REQUIREMENT: Copy all lines that contain the word "Read".

[Stored data]
* Begin *
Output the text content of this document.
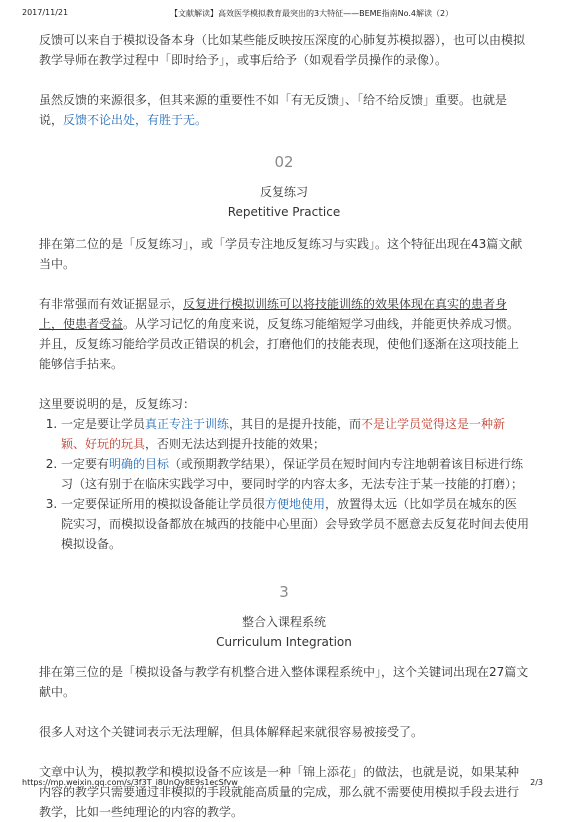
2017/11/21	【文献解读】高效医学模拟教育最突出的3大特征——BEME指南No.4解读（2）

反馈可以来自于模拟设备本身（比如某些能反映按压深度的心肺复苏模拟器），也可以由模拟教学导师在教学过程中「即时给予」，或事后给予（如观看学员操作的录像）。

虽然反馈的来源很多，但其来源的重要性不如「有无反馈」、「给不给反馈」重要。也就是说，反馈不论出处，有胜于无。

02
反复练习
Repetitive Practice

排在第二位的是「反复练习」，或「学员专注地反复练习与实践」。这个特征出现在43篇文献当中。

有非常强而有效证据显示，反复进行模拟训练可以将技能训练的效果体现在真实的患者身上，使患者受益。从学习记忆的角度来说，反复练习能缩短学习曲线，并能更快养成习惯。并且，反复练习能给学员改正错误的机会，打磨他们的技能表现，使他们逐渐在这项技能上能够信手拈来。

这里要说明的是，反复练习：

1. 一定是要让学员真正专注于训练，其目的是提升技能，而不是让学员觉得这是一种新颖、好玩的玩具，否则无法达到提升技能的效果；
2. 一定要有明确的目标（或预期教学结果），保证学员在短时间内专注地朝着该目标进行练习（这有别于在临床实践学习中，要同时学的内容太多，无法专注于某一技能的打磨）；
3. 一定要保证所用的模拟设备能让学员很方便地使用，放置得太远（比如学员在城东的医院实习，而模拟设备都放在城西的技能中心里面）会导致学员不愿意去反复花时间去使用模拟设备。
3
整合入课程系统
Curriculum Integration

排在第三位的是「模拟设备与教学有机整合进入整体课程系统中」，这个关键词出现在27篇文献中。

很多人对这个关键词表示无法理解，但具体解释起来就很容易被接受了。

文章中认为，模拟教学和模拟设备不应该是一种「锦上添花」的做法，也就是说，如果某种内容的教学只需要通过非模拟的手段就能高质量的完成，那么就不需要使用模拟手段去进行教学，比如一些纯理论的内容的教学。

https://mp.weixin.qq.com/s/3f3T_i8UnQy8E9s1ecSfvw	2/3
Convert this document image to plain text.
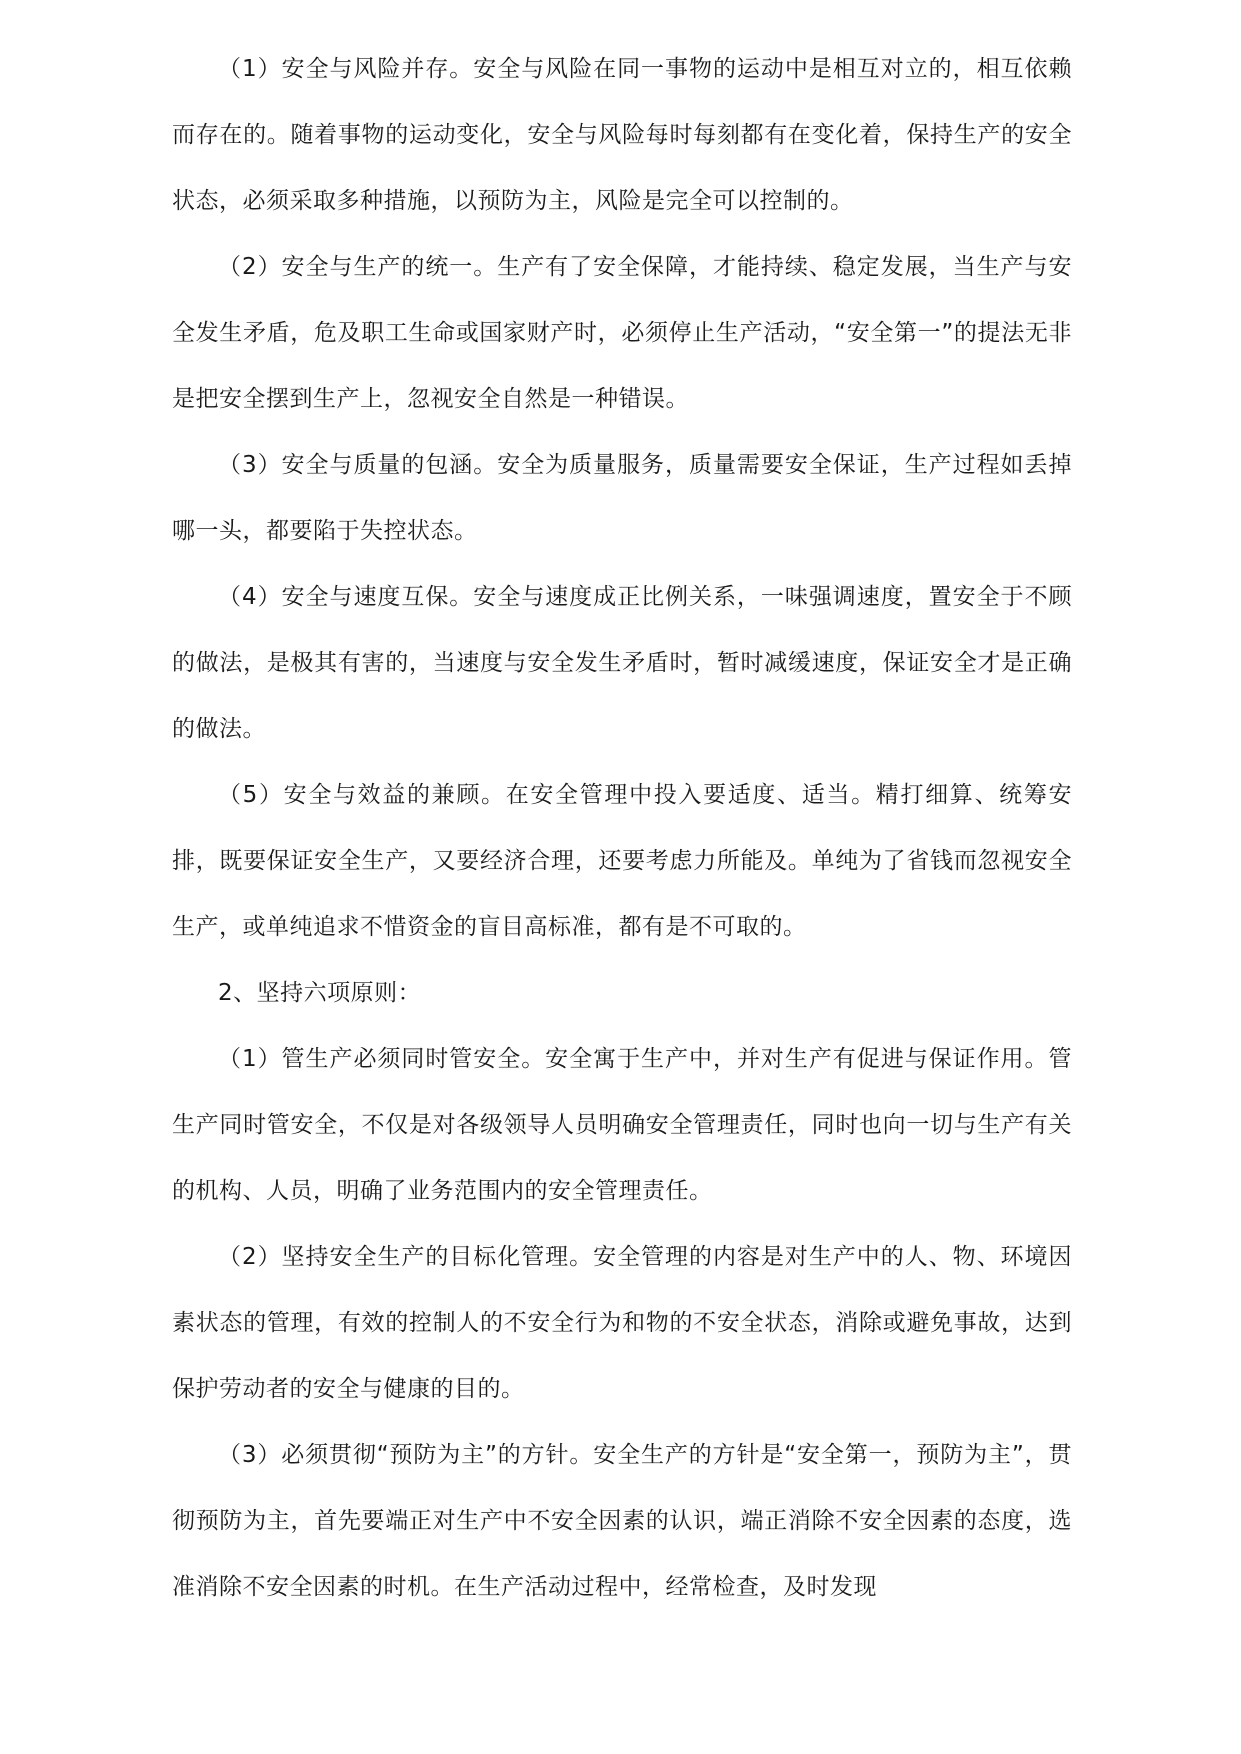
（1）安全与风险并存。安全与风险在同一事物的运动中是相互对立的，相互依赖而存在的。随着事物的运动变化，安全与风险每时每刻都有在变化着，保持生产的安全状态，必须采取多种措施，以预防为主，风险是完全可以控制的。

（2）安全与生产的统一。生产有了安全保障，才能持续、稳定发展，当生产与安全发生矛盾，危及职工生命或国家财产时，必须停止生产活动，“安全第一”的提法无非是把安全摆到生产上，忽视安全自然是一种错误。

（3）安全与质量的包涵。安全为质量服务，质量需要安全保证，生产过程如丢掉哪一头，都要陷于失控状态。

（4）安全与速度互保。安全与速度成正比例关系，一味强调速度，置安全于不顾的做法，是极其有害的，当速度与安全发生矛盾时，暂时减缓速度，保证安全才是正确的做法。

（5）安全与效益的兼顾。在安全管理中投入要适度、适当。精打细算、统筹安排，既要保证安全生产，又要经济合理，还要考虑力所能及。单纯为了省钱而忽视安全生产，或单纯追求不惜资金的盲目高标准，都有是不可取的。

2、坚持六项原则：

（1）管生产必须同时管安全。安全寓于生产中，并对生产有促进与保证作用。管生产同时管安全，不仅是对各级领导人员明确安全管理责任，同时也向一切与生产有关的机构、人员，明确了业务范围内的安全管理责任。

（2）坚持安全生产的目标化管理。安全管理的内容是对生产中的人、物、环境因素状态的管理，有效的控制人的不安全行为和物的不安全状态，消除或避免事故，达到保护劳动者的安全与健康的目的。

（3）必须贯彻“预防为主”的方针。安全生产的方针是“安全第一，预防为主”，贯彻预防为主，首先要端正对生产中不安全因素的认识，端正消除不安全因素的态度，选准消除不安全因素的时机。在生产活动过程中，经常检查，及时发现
* End *
* Begin *
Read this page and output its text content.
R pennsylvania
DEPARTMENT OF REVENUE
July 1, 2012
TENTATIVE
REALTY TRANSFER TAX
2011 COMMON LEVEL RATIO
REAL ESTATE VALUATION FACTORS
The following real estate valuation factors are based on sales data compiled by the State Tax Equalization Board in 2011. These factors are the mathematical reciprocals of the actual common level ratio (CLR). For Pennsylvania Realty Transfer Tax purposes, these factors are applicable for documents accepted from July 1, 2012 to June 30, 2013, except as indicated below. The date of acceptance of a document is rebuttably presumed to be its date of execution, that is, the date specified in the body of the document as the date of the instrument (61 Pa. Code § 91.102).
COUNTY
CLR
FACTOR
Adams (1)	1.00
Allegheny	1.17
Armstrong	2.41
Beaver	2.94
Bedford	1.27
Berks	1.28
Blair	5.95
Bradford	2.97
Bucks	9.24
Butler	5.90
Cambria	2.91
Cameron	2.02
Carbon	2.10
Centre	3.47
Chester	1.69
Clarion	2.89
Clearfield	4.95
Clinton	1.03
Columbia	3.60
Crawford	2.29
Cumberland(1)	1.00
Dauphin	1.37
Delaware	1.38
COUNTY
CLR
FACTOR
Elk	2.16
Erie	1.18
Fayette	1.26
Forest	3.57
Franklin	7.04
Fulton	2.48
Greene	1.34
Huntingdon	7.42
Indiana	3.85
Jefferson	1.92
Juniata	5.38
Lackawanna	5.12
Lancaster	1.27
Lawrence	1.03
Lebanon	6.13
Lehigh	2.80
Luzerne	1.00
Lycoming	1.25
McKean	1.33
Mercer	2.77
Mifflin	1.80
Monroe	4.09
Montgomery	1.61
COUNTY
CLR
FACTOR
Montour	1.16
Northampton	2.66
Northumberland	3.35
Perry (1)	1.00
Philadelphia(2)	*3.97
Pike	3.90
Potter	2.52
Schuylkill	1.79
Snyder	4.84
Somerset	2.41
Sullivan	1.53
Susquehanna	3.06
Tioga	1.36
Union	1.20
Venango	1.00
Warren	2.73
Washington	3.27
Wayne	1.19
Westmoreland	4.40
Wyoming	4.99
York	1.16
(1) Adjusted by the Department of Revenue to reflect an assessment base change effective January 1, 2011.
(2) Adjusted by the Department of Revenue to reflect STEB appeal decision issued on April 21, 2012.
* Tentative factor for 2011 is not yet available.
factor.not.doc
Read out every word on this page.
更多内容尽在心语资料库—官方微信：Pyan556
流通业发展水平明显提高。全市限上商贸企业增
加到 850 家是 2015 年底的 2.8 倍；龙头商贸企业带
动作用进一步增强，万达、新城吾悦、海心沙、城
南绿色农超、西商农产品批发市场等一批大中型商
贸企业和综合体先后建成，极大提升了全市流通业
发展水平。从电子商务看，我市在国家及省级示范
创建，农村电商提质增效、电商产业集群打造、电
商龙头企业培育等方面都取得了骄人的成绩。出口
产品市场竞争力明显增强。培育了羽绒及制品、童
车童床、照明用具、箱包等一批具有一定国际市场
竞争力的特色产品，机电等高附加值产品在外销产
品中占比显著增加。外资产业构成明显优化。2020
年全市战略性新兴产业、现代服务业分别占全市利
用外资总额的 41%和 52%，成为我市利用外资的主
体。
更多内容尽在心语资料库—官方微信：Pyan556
* End *
RESULT:
Read this page and output its text content.
Read out every word on this page.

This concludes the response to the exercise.